▸ TO BE DONE
Sort through the entries below and pull out lines containing the word "الإساءة".
-- START EXERCISE INPUT --
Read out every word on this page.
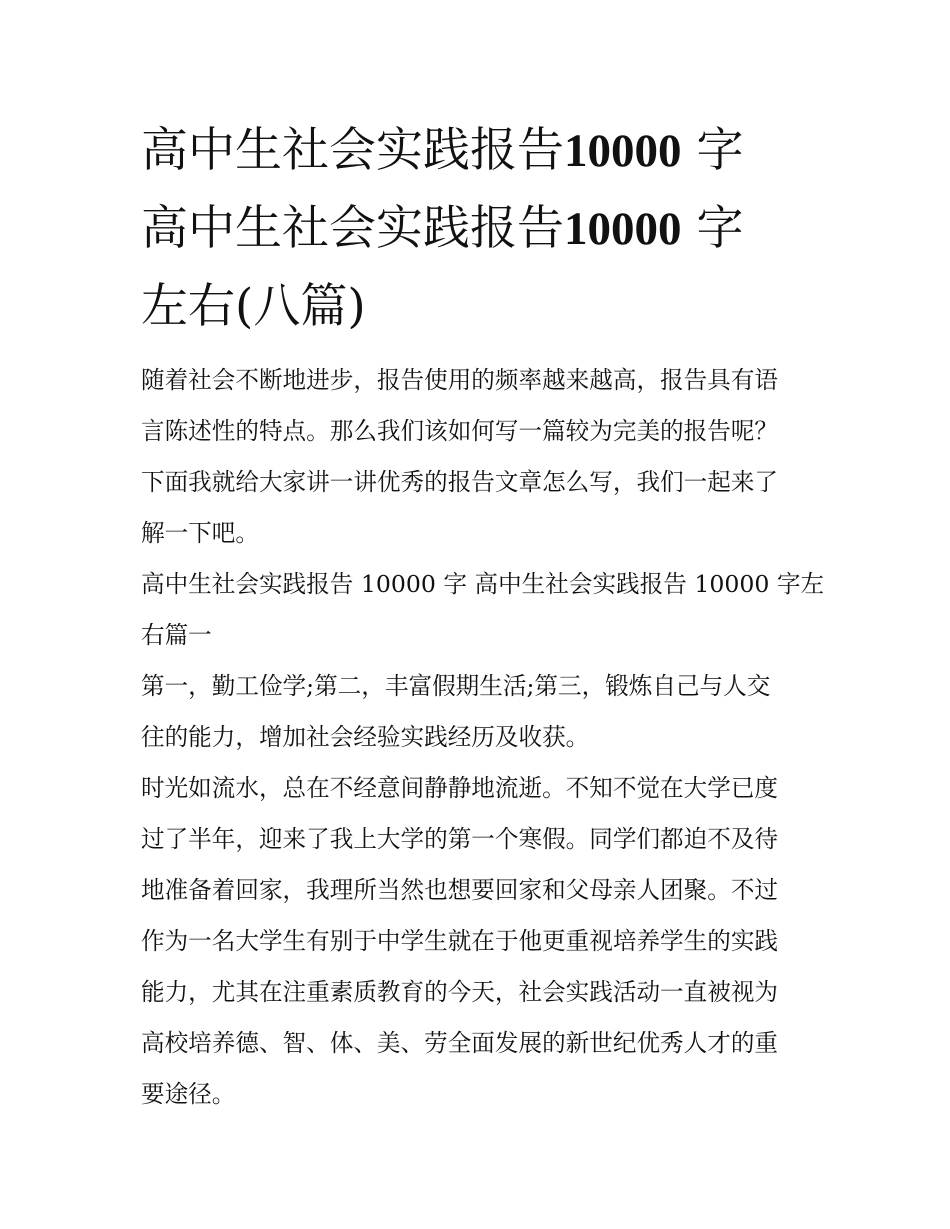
高中生社会实践报告10000 字
高中生社会实践报告10000 字
左右(八篇)

随着社会不断地进步，报告使用的频率越来越高，报告具有语
言陈述性的特点。那么我们该如何写一篇较为完美的报告呢？
下面我就给大家讲一讲优秀的报告文章怎么写，我们一起来了
解一下吧。

高中生社会实践报告 10000 字 高中生社会实践报告 10000 字左
右篇一

第一，勤工俭学;第二，丰富假期生活;第三，锻炼自己与人交
往的能力，增加社会经验实践经历及收获。

时光如流水，总在不经意间静静地流逝。不知不觉在大学已度
过了半年，迎来了我上大学的第一个寒假。同学们都迫不及待
地准备着回家，我理所当然也想要回家和父母亲人团聚。不过
作为一名大学生有别于中学生就在于他更重视培养学生的实践
能力，尤其在注重素质教育的今天，社会实践活动一直被视为
高校培养德、智、体、美、劳全面发展的新世纪优秀人才的重
要途径。
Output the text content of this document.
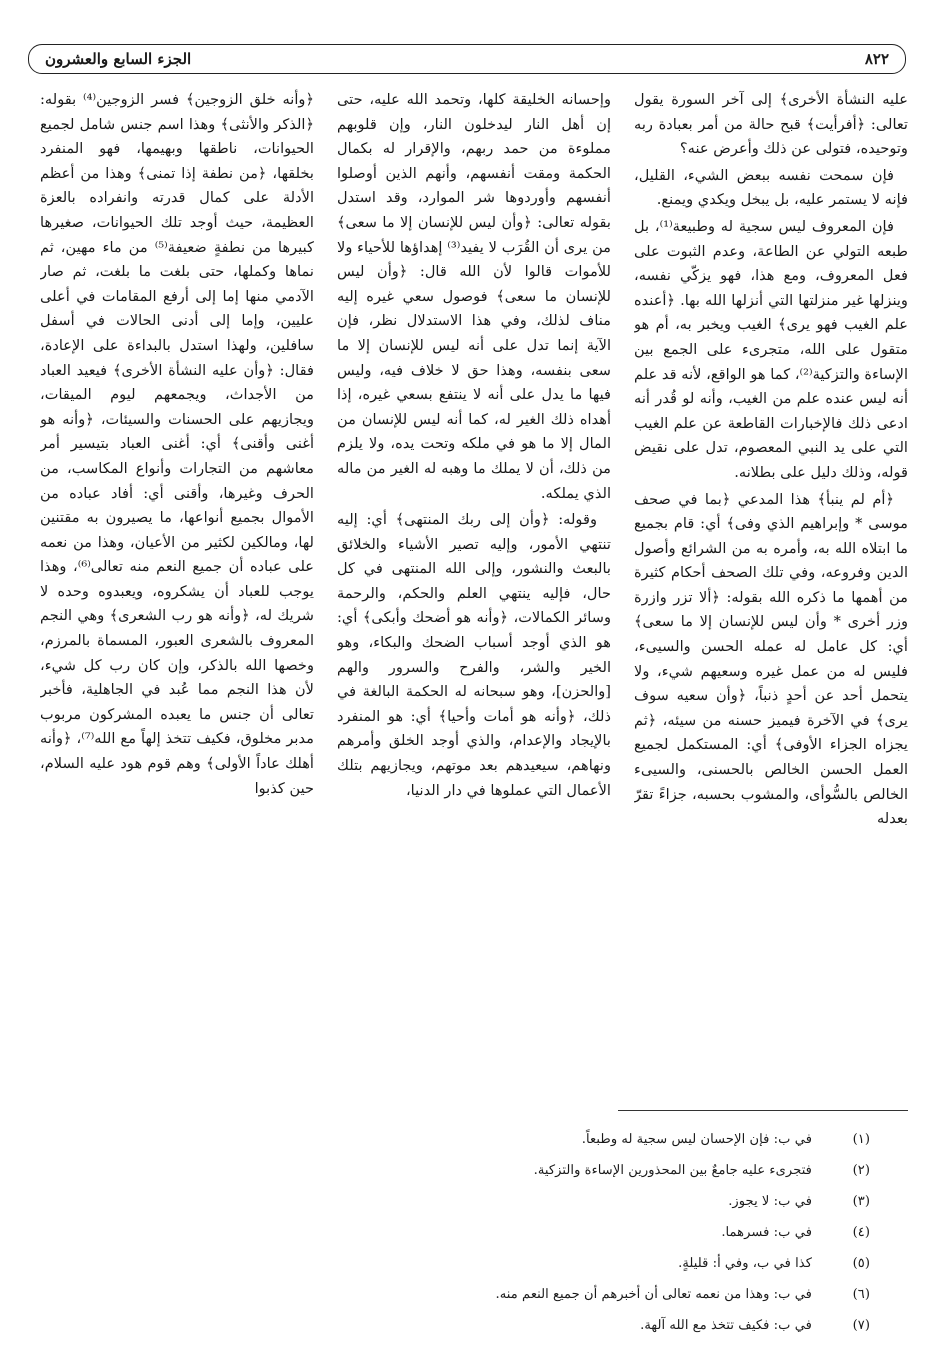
الجزء السابع والعشرون	٨٢٢

عليه النشأة الأخرى﴾ إلى آخر السورة يقول تعالى: ﴿أفرأيت﴾ قبح حالة من أمر بعبادة ربه وتوحيده، فتولى عن ذلك وأعرض عنه؟

فإن سمحت نفسه ببعض الشيء، القليل، فإنه لا يستمر عليه، بل يبخل ويكدي ويمنع.

فإن المعروف ليس سجية له وطبيعة⁽¹⁾، بل طبعه التولي عن الطاعة، وعدم الثبوت على فعل المعروف، ومع هذا، فهو يزكّي نفسه، وينزلها غير منزلتها التي أنزلها الله بها. ﴿أعنده علم الغيب فهو يرى﴾ الغيب ويخبر به، أم هو متقول على الله، متجرىء على الجمع بين الإساءة والتزكية⁽²⁾، كما هو الواقع، لأنه قد علم أنه ليس عنده علم من الغيب، وأنه لو قُدر أنه ادعى ذلك فالإخبارات القاطعة عن علم الغيب التي على يد النبي المعصوم، تدل على نقيض قوله، وذلك دليل على بطلانه.

﴿أم لم ينبأ﴾ هذا المدعي ﴿بما في صحف موسى * وإبراهيم الذي وفى﴾ أي: قام بجميع ما ابتلاه الله به، وأمره به من الشرائع وأصول الدين وفروعه، وفي تلك الصحف أحكام كثيرة من أهمها ما ذكره الله بقوله: ﴿ألا تزر وازرة وزر أخرى * وأن ليس للإنسان إلا ما سعى﴾ أي: كل عامل له عمله الحسن والسيىء، فليس له من عمل غيره وسعيهم شيء، ولا يتحمل أحد عن أحدٍ ذنباً، ﴿وأن سعيه سوف يرى﴾ في الآخرة فيميز حسنه من سيئه، ﴿ثم يجزاه الجزاء الأوفى﴾ أي: المستكمل لجميع العمل الحسن الخالص بالحسنى، والسيىء الخالص بالسُّوأى، والمشوب بحسبه، جزاءً تقرّ بعدله

وإحسانه الخليقة كلها، وتحمد الله عليه، حتى إن أهل النار ليدخلون النار، وإن قلوبهم مملوءة من حمد ربهم، والإقرار له بكمال الحكمة ومقت أنفسهم، وأنهم الذين أوصلوا أنفسهم وأوردوها شر الموارد، وقد استدل بقوله تعالى: ﴿وأن ليس للإنسان إلا ما سعى﴾ من يرى أن القُرَب لا يفيد⁽³⁾ إهداؤها للأحياء ولا للأموات قالوا لأن الله قال: ﴿وأن ليس للإنسان ما سعى﴾ فوصول سعي غيره إليه مناف لذلك، وفي هذا الاستدلال نظر، فإن الآية إنما تدل على أنه ليس للإنسان إلا ما سعى بنفسه، وهذا حق لا خلاف فيه، وليس فيها ما يدل على أنه لا ينتفع بسعي غيره، إذا أهداه ذلك الغير له، كما أنه ليس للإنسان من المال إلا ما هو في ملكه وتحت يده، ولا يلزم من ذلك، أن لا يملك ما وهبه له الغير من ماله الذي يملكه.

وقوله: ﴿وأن إلى ربك المنتهى﴾ أي: إليه تنتهي الأمور، وإليه تصير الأشياء والخلائق بالبعث والنشور، وإلى الله المنتهى في كل حال، فإليه ينتهي العلم والحكم، والرحمة وسائر الكمالات، ﴿وأنه هو أضحك وأبكى﴾ أي: هو الذي أوجد أسباب الضحك والبكاء، وهو الخير والشر، والفرح والسرور والهم [والحزن]، وهو سبحانه له الحكمة البالغة في ذلك، ﴿وأنه هو أمات وأحيا﴾ أي: هو المنفرد بالإيجاد والإعدام، والذي أوجد الخلق وأمرهم ونهاهم، سيعيدهم بعد موتهم، ويجازيهم بتلك الأعمال التي عملوها في دار الدنيا،

﴿وأنه خلق الزوجين﴾ فسر الزوجين⁽⁴⁾ بقوله: ﴿الذكر والأنثى﴾ وهذا اسم جنس شامل لجميع الحيوانات، ناطقها وبهيمها، فهو المنفرد بخلقها، ﴿من نطفة إذا تمنى﴾ وهذا من أعظم الأدلة على كمال قدرته وانفراده بالعزة العظيمة، حيث أوجد تلك الحيوانات، صغيرها كبيرها من نطفةٍ ضعيفة⁽⁵⁾ من ماء مهين، ثم نماها وكملها، حتى بلغت ما بلغت، ثم صار الآدمي منها إما إلى أرفع المقامات في أعلى عليين، وإما إلى أدنى الحالات في أسفل سافلين، ولهذا استدل بالبداءة على الإعادة، فقال: ﴿وأن عليه النشأة الأخرى﴾ فيعيد العباد من الأجداث، ويجمعهم ليوم الميقات، ويجازيهم على الحسنات والسيئات، ﴿وأنه هو أغنى وأقنى﴾ أي: أغنى العباد بتيسير أمر معاشهم من التجارات وأنواع المكاسب، من الحرف وغيرها، وأقنى أي: أفاد عباده من الأموال بجميع أنواعها، ما يصيرون به مقتنين لها، ومالكين لكثير من الأعيان، وهذا من نعمه على عباده أن جميع النعم منه تعالى⁽⁶⁾، وهذا يوجب للعباد أن يشكروه، ويعبدوه وحده لا شريك له، ﴿وأنه هو رب الشعرى﴾ وهي النجم المعروف بالشعرى العبور، المسماة بالمرزم، وخصها الله بالذكر، وإن كان رب كل شيء، لأن هذا النجم مما عُبد في الجاهلية، فأخبر تعالى أن جنس ما يعبده المشركون مربوب مدبر مخلوق، فكيف تتخذ إلهاً مع الله⁽⁷⁾، ﴿وأنه أهلك عاداً الأولى﴾ وهم قوم هود عليه السلام، حين كذبوا

(١)
في ب: فإن الإحسان ليس سجية له وطبعاً.
(٢)
فتجرىء عليه جامعٌ بين المحذورين الإساءة والتزكية.
(٣)
في ب: لا يجوز.
(٤)
في ب: فسرهما.
(٥)
كذا في ب، وفي أ: قليلةٍ.
(٦)
في ب: وهذا من نعمه تعالى أن أخبرهم أن جميع النعم منه.
(٧)
في ب: فكيف تتخذ مع الله آلهة.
-- END EXERCISE INPUT --
▸ FINAL ANSWER
فإن المعروف ليس سجية له وطبيعة⁽¹⁾، بل طبعه التولي عن الطاعة، وعدم الثبوت على فعل المعروف، ومع هذا، فهو يزكّي نفسه، وينزلها غير منزلتها التي أنزلها الله بها. ﴿أعنده علم الغيب فهو يرى﴾ الغيب ويخبر به، أم هو متقول على الله، متجرىء على الجمع بين الإساءة والتزكية⁽²⁾، كما هو الواقع، لأنه قد علم أنه ليس عنده علم من الغيب، وأنه لو قُدر أنه ادعى ذلك فالإخبارات القاطعة عن علم الغيب التي على يد النبي المعصوم، تدل على نقيض قوله، وذلك دليل على بطلانه.
فتجرىء عليه جامعٌ بين المحذورين الإساءة والتزكية.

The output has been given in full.